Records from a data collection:
++++++++++

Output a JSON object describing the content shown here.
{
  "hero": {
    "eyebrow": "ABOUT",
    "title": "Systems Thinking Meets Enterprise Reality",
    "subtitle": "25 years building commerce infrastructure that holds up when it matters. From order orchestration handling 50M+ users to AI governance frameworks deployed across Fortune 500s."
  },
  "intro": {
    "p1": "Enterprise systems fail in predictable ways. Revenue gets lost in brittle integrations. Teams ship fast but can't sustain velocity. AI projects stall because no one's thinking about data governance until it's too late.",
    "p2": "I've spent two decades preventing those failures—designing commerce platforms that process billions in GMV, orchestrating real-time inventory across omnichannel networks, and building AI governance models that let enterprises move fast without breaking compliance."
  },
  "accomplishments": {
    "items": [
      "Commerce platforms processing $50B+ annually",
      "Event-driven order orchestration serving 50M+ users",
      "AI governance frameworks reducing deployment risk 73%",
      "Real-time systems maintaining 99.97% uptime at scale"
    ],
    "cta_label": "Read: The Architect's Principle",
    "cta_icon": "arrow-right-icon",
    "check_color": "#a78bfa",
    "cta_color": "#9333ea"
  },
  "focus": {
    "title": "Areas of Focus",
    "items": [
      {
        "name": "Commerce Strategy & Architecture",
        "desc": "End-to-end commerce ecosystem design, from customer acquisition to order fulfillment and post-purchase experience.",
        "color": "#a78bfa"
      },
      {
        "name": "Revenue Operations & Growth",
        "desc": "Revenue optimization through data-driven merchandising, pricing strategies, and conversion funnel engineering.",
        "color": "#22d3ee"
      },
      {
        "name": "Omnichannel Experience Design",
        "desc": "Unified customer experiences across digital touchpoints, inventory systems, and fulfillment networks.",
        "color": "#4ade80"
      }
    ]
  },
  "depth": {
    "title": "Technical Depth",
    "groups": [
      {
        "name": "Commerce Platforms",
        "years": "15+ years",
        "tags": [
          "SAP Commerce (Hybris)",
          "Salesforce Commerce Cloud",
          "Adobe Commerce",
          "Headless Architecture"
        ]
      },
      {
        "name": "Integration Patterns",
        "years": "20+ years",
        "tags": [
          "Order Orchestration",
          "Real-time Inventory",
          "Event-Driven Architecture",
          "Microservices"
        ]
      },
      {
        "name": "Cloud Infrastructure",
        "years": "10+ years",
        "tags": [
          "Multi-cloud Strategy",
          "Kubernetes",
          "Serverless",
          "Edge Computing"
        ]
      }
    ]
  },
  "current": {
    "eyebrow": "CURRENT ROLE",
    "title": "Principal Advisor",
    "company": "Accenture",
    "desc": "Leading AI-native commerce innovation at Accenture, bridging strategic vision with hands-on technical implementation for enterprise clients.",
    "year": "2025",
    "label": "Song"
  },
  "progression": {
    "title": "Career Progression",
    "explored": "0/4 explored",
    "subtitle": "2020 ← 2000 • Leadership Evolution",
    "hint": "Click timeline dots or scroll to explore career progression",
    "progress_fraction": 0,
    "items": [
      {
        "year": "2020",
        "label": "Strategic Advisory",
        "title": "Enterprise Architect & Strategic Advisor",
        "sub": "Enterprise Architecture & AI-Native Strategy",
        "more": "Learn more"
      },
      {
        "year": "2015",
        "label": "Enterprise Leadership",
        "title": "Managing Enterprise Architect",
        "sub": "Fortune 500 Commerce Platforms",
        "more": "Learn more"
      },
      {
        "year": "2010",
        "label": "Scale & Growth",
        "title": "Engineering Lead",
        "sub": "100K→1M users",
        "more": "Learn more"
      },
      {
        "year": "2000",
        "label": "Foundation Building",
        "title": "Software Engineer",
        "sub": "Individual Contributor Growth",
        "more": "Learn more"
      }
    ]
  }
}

++++++++++

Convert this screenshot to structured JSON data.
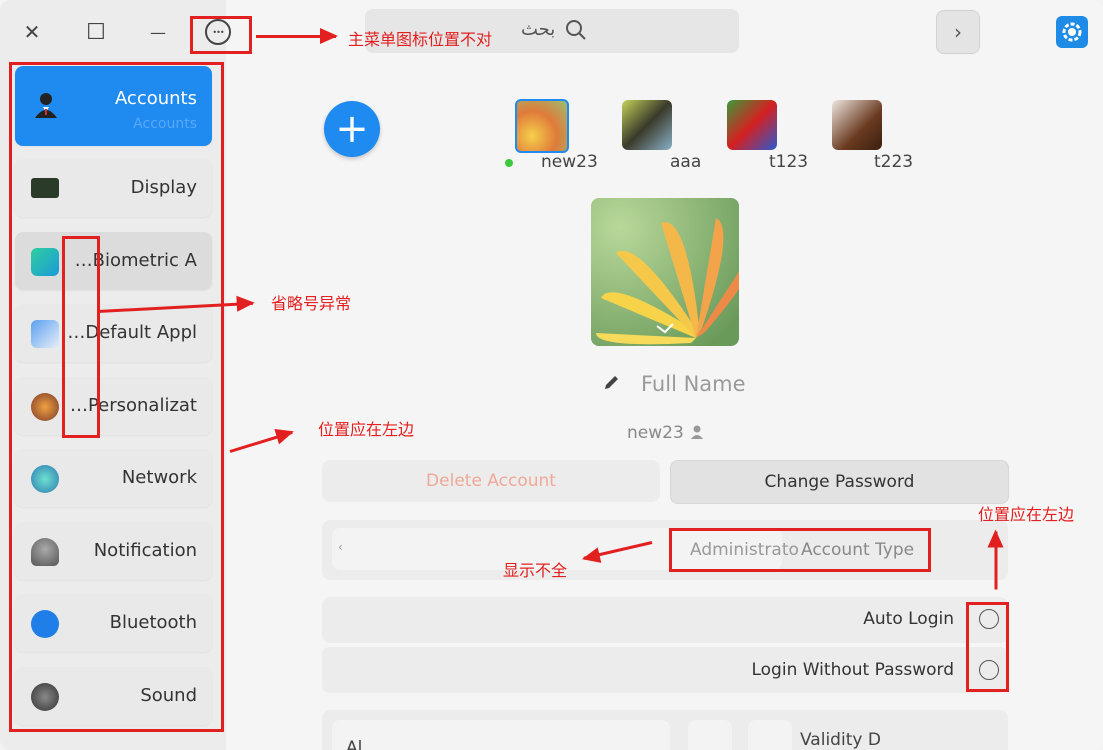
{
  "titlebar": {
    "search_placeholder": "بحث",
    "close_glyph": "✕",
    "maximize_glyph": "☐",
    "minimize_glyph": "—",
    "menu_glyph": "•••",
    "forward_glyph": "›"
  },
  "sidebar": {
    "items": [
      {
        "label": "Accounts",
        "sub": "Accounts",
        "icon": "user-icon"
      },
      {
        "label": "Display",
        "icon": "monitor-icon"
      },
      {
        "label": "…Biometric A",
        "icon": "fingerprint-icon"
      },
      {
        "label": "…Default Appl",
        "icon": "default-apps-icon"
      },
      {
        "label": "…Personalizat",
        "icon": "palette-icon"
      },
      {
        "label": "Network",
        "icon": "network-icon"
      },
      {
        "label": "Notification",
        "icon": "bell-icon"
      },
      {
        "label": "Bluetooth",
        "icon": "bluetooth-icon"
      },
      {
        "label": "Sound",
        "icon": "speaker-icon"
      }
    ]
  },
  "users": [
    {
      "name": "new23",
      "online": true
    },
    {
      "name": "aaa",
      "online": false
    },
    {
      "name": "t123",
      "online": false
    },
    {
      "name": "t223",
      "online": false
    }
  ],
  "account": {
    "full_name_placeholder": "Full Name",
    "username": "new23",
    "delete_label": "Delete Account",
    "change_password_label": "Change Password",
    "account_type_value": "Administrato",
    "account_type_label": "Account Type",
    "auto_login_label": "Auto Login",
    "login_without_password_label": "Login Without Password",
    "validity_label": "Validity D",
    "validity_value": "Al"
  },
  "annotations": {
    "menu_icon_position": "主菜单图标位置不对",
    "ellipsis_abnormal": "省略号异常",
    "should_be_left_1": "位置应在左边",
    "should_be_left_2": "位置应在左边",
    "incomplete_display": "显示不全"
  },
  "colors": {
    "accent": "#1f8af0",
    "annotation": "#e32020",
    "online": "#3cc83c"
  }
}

++++++++++

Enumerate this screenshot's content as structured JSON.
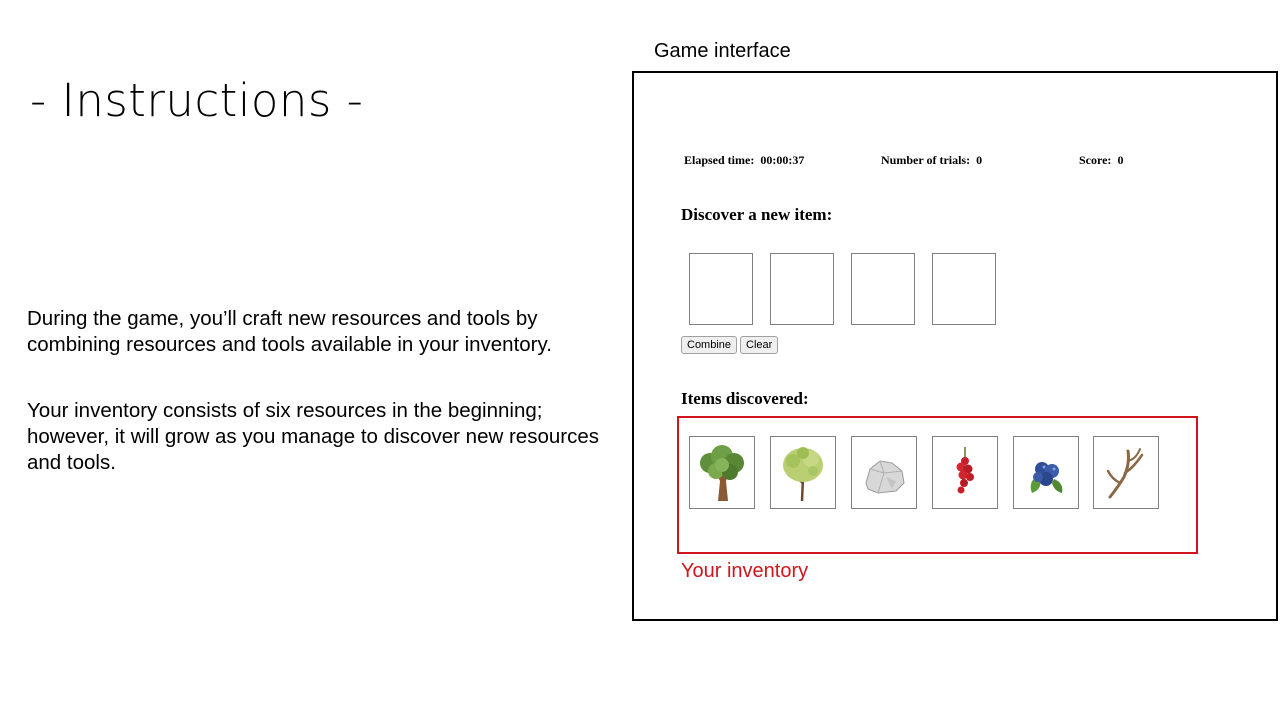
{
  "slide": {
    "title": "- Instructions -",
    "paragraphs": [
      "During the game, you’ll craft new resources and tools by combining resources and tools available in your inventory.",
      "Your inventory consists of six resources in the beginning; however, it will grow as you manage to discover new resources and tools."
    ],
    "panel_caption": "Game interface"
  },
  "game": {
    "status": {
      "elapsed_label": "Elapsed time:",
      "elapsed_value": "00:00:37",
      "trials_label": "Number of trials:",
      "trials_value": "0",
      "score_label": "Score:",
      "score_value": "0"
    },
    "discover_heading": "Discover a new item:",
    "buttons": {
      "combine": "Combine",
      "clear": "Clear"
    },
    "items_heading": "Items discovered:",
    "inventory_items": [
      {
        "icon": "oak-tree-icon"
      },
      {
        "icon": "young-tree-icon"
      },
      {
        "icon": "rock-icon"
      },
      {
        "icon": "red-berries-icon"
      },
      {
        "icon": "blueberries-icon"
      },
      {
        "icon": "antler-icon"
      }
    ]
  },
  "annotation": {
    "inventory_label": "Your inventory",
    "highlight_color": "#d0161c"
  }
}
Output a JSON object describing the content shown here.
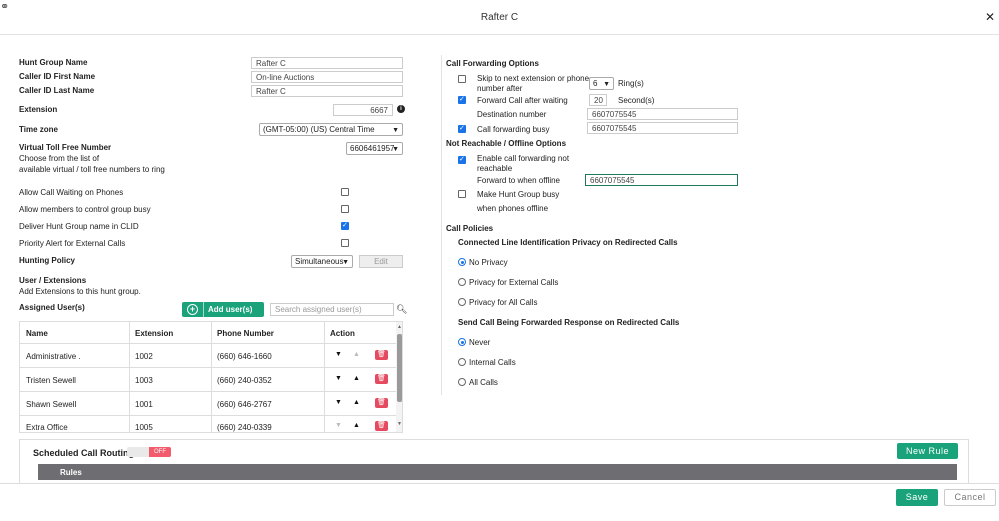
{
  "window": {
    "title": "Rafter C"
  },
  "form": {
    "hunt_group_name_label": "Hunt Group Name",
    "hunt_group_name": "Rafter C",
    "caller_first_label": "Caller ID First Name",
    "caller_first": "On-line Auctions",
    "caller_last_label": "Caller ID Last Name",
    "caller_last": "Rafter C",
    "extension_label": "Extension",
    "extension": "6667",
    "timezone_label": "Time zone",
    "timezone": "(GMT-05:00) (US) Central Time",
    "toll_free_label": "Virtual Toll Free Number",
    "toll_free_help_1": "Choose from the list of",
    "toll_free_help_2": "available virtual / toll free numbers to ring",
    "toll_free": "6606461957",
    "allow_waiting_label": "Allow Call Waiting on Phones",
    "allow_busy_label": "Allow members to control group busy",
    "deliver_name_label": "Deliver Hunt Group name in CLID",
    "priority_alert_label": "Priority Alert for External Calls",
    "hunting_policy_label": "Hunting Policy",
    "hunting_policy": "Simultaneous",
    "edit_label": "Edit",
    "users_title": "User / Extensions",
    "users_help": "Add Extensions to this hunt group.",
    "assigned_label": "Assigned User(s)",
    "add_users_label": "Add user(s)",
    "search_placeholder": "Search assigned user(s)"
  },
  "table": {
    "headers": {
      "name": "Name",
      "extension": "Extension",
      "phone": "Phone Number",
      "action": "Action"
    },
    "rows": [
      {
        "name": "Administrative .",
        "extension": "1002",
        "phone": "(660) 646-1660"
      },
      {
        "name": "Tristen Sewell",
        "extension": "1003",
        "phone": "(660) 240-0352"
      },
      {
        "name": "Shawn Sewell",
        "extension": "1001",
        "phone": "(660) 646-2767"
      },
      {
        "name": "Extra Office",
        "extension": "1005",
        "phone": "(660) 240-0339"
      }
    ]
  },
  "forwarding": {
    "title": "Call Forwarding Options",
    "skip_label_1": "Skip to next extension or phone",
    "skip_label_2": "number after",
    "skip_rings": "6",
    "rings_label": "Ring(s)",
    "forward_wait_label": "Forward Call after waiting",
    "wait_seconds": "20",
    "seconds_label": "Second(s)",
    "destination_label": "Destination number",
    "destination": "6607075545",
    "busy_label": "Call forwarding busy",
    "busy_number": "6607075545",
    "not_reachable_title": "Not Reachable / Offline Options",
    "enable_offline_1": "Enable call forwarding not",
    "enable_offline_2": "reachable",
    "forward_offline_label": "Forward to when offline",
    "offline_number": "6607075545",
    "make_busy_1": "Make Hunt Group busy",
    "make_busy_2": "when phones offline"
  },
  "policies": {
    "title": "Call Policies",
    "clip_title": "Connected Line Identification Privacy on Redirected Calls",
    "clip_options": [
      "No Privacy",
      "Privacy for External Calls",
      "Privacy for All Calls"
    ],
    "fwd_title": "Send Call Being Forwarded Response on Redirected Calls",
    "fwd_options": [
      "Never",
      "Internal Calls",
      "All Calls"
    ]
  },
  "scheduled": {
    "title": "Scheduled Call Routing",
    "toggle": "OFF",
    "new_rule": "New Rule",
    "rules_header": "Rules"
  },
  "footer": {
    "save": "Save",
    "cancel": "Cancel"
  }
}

++++++++++

Short problem
Only the number is wanted: how many lines contain the string "subtitle"?

Response for this exercise
2